> **AIM OF THE TASK**: Copy out every line of the material below without changing a single character.

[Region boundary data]
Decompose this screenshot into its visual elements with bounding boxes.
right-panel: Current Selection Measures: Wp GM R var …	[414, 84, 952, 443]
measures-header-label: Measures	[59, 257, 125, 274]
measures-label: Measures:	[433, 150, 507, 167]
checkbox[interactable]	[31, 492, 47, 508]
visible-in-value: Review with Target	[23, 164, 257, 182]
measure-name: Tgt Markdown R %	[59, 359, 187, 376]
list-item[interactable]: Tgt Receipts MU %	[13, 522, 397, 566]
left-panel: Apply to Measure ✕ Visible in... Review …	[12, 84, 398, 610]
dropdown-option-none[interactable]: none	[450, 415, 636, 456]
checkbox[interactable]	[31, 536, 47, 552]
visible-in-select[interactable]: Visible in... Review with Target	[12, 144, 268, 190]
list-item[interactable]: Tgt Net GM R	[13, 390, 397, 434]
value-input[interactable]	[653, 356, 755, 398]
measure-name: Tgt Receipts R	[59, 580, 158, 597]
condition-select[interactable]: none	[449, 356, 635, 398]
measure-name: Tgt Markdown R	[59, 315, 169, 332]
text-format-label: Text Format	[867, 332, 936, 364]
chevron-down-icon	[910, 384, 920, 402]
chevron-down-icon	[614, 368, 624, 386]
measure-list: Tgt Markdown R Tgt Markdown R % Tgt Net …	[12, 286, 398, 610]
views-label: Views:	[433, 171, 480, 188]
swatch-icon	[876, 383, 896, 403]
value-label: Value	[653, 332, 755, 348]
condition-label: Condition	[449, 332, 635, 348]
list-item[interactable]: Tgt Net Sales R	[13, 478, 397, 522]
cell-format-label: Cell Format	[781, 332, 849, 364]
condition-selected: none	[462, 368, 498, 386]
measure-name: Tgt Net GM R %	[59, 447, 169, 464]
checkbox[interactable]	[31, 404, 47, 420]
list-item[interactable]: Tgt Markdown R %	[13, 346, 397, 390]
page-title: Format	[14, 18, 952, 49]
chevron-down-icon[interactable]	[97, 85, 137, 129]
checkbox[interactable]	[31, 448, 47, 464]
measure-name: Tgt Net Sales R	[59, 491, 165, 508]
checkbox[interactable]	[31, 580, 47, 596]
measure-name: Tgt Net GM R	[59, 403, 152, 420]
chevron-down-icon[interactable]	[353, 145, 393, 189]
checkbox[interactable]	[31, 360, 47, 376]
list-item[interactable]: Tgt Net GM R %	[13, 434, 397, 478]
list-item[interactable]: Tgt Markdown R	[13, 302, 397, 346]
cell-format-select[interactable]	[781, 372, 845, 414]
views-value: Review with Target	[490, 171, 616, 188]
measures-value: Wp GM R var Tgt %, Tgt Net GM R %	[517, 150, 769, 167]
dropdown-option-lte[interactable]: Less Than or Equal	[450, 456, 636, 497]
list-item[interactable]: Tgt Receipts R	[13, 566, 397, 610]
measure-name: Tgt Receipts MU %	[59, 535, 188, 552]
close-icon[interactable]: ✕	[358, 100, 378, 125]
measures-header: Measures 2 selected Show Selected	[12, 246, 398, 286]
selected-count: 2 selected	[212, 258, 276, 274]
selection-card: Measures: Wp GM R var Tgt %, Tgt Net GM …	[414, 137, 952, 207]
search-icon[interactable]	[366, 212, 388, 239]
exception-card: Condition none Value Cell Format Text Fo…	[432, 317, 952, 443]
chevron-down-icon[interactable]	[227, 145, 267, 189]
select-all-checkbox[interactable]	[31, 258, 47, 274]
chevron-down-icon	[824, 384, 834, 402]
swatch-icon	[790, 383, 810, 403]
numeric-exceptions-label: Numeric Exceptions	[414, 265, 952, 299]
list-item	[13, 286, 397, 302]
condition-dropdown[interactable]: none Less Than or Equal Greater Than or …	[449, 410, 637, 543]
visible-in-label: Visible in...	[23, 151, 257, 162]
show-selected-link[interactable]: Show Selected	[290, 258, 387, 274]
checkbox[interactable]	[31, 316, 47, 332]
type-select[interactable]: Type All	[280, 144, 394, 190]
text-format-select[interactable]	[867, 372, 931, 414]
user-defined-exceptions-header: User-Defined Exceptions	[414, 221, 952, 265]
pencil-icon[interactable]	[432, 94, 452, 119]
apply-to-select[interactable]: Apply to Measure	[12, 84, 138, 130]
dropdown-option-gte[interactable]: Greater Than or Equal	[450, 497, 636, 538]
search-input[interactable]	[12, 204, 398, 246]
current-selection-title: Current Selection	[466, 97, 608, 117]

> **TASK RESULT**:
Decompose this screenshot into its visual elements with bounding boxes.
right-panel: Current Selection Measures: Wp GM R var …	[414, 84, 952, 443]
measures-header-label: Measures	[59, 257, 125, 274]
measures-label: Measures:	[433, 150, 507, 167]
checkbox[interactable]	[31, 492, 47, 508]
visible-in-value: Review with Target	[23, 164, 257, 182]
measure-name: Tgt Markdown R %	[59, 359, 187, 376]
list-item[interactable]: Tgt Receipts MU %	[13, 522, 397, 566]
left-panel: Apply to Measure ✕ Visible in... Review …	[12, 84, 398, 610]
dropdown-option-none[interactable]: none	[450, 415, 636, 456]
checkbox[interactable]	[31, 536, 47, 552]
visible-in-select[interactable]: Visible in... Review with Target	[12, 144, 268, 190]
list-item[interactable]: Tgt Net GM R	[13, 390, 397, 434]
value-input[interactable]	[653, 356, 755, 398]
measure-name: Tgt Receipts R	[59, 580, 158, 597]
condition-select[interactable]: none	[449, 356, 635, 398]
measure-name: Tgt Markdown R	[59, 315, 169, 332]
text-format-label: Text Format	[867, 332, 936, 364]
chevron-down-icon	[910, 384, 920, 402]
chevron-down-icon	[614, 368, 624, 386]
measure-list: Tgt Markdown R Tgt Markdown R % Tgt Net …	[12, 286, 398, 610]
views-label: Views:	[433, 171, 480, 188]
swatch-icon	[876, 383, 896, 403]
value-label: Value	[653, 332, 755, 348]
condition-label: Condition	[449, 332, 635, 348]
list-item[interactable]: Tgt Net Sales R	[13, 478, 397, 522]
cell-format-label: Cell Format	[781, 332, 849, 364]
condition-selected: none	[462, 368, 498, 386]
measure-name: Tgt Net GM R %	[59, 447, 169, 464]
checkbox[interactable]	[31, 404, 47, 420]
list-item[interactable]: Tgt Markdown R %	[13, 346, 397, 390]
page-title: Format	[14, 18, 952, 49]
chevron-down-icon[interactable]	[97, 85, 137, 129]
checkbox[interactable]	[31, 448, 47, 464]
measure-name: Tgt Net Sales R	[59, 491, 165, 508]
checkbox[interactable]	[31, 580, 47, 596]
measure-name: Tgt Net GM R	[59, 403, 152, 420]
chevron-down-icon[interactable]	[353, 145, 393, 189]
checkbox[interactable]	[31, 360, 47, 376]
list-item[interactable]: Tgt Net GM R %	[13, 434, 397, 478]
list-item[interactable]: Tgt Markdown R	[13, 302, 397, 346]
cell-format-select[interactable]	[781, 372, 845, 414]
views-value: Review with Target	[490, 171, 616, 188]
measures-value: Wp GM R var Tgt %, Tgt Net GM R %	[517, 150, 769, 167]
dropdown-option-lte[interactable]: Less Than or Equal	[450, 456, 636, 497]
list-item[interactable]: Tgt Receipts R	[13, 566, 397, 610]
measure-name: Tgt Receipts MU %	[59, 535, 188, 552]
close-icon[interactable]: ✕	[358, 100, 378, 125]
measures-header: Measures 2 selected Show Selected	[12, 246, 398, 286]
selected-count: 2 selected	[212, 258, 276, 274]
selection-card: Measures: Wp GM R var Tgt %, Tgt Net GM …	[414, 137, 952, 207]
search-icon[interactable]	[366, 212, 388, 239]
exception-card: Condition none Value Cell Format Text Fo…	[432, 317, 952, 443]
chevron-down-icon[interactable]	[227, 145, 267, 189]
select-all-checkbox[interactable]	[31, 258, 47, 274]
chevron-down-icon	[824, 384, 834, 402]
swatch-icon	[790, 383, 810, 403]
numeric-exceptions-label: Numeric Exceptions	[414, 265, 952, 299]
list-item	[13, 286, 397, 302]
condition-dropdown[interactable]: none Less Than or Equal Greater Than or …	[449, 410, 637, 543]
visible-in-label: Visible in...	[23, 151, 257, 162]
show-selected-link[interactable]: Show Selected	[290, 258, 387, 274]
checkbox[interactable]	[31, 316, 47, 332]
type-select[interactable]: Type All	[280, 144, 394, 190]
text-format-select[interactable]	[867, 372, 931, 414]
user-defined-exceptions-header: User-Defined Exceptions	[414, 221, 952, 265]
pencil-icon[interactable]	[432, 94, 452, 119]
apply-to-select[interactable]: Apply to Measure	[12, 84, 138, 130]
dropdown-option-gte[interactable]: Greater Than or Equal	[450, 497, 636, 538]
search-input[interactable]	[12, 204, 398, 246]
current-selection-title: Current Selection	[466, 97, 608, 117]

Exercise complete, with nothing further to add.